What you will do: Wherever a line in the data below holds "Baixa", copy that line.

Data entries

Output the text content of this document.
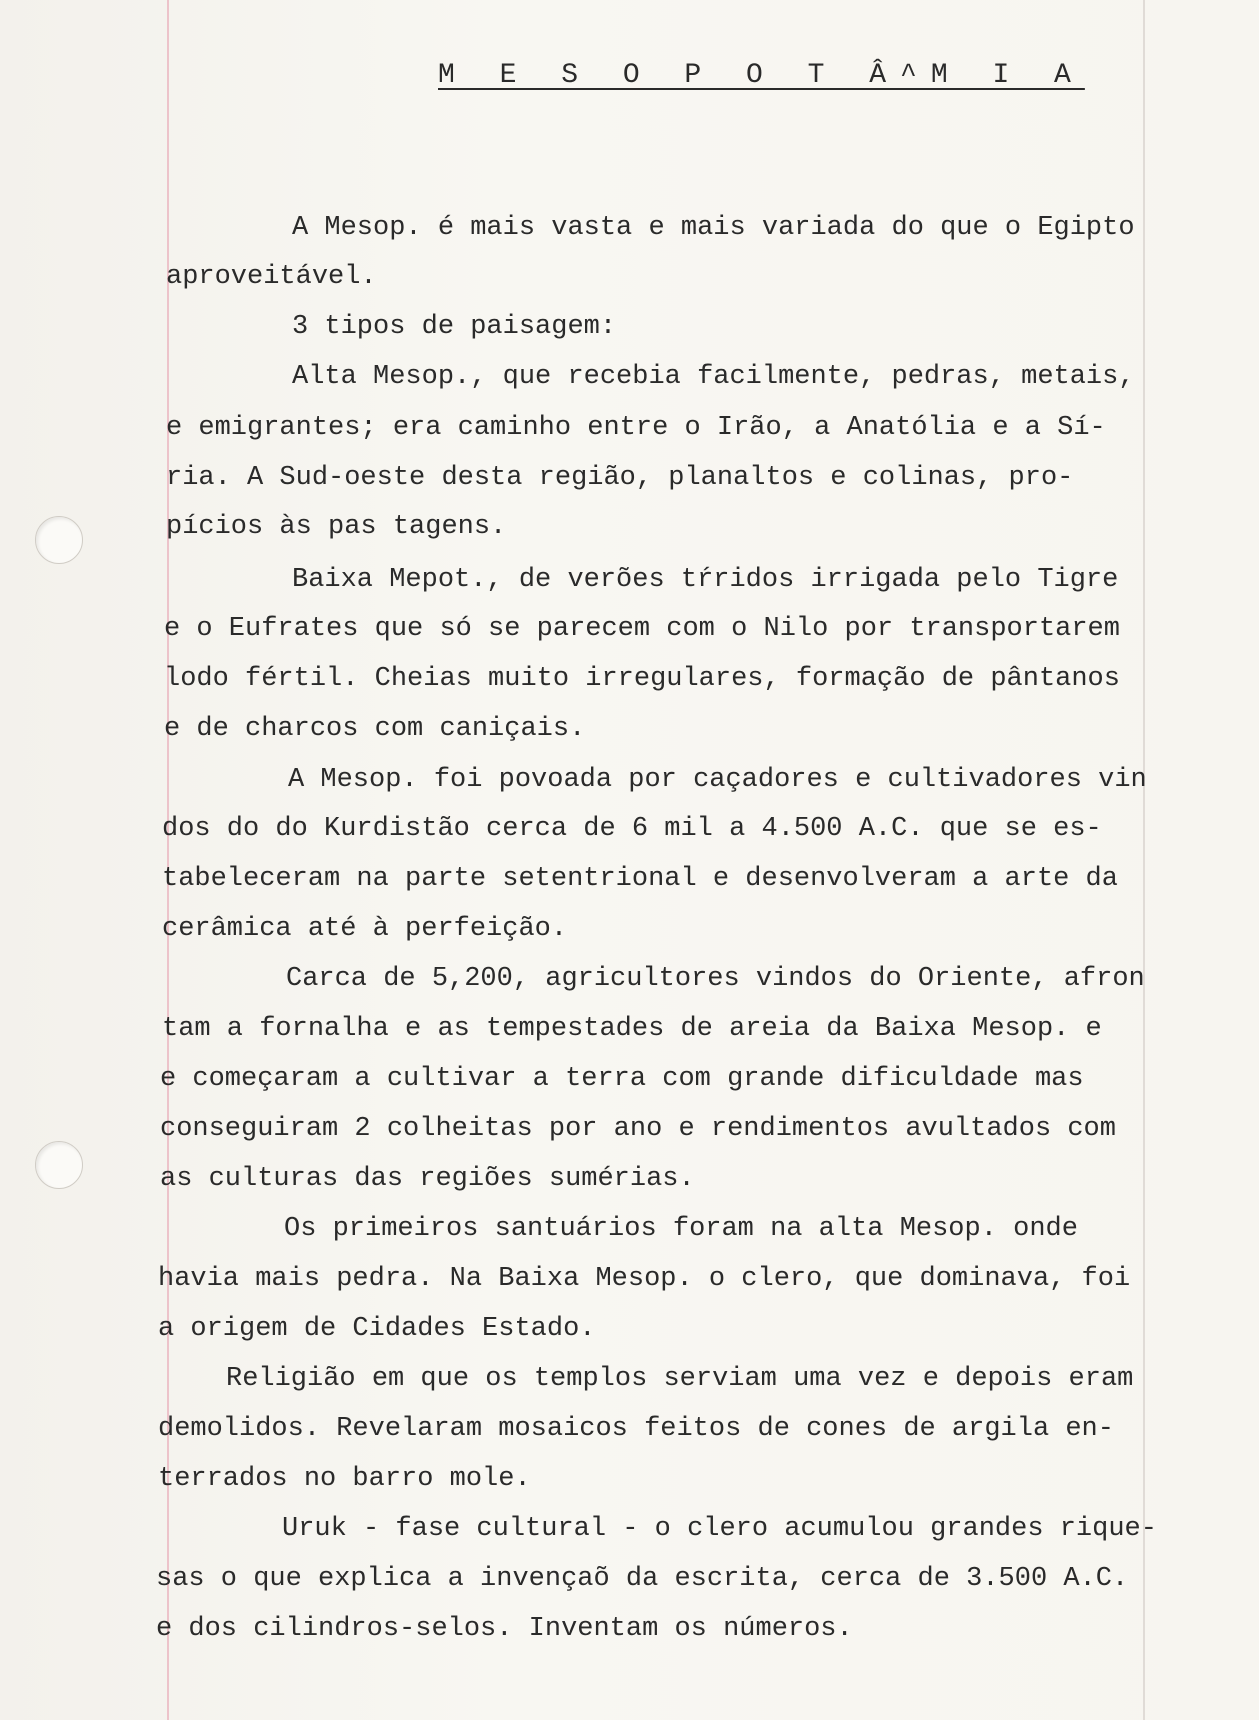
M E S O P O T Â^M I A
A Mesop. é mais vasta e mais variada do que o Egipto
aproveitável.
3 tipos de paisagem:
Alta Mesop., que recebia facilmente, pedras, metais,
e emigrantes; era caminho entre o Irão, a Anatólia e a Sí-
ria. A Sud-oeste desta região, planaltos e colinas, pro-
pícios às pas tagens.
Baixa Mepot., de verões tŕridos irrigada pelo Tigre
e o Eufrates que só se parecem com o Nilo por transportarem
lodo fértil. Cheias muito irregulares, formação de pântanos
e de charcos com caniçais.
A Mesop. foi povoada por caçadores e cultivadores vin
dos do do Kurdistão cerca de 6 mil a 4.500 A.C. que se es-
tabeleceram na parte setentrional e desenvolveram a arte da
cerâmica até à perfeição.
Carca de 5,200, agricultores vindos do Oriente, afron
tam a fornalha e as tempestades de areia da Baixa Mesop. e
e começaram a cultivar a terra com grande dificuldade mas
conseguiram 2 colheitas por ano e rendimentos avultados com
as culturas das regiões sumérias.
Os primeiros santuários foram na alta Mesop. onde
havia mais pedra. Na Baixa Mesop. o clero, que dominava, foi
a origem de Cidades Estado.
Religião em que os templos serviam uma vez e depois eram
demolidos. Revelaram mosaicos feitos de cones de argila en-
terrados no barro mole.
Uruk - fase cultural - o clero acumulou grandes rique-
sas o que explica a invençaõ da escrita, cerca de 3.500 A.C.
e dos cilindros-selos. Inventam os números.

Result below:
Baixa Mepot., de verões tŕridos irrigada pelo Tigre
tam a fornalha e as tempestades de areia da Baixa Mesop. e
havia mais pedra. Na Baixa Mesop. o clero, que dominava, foi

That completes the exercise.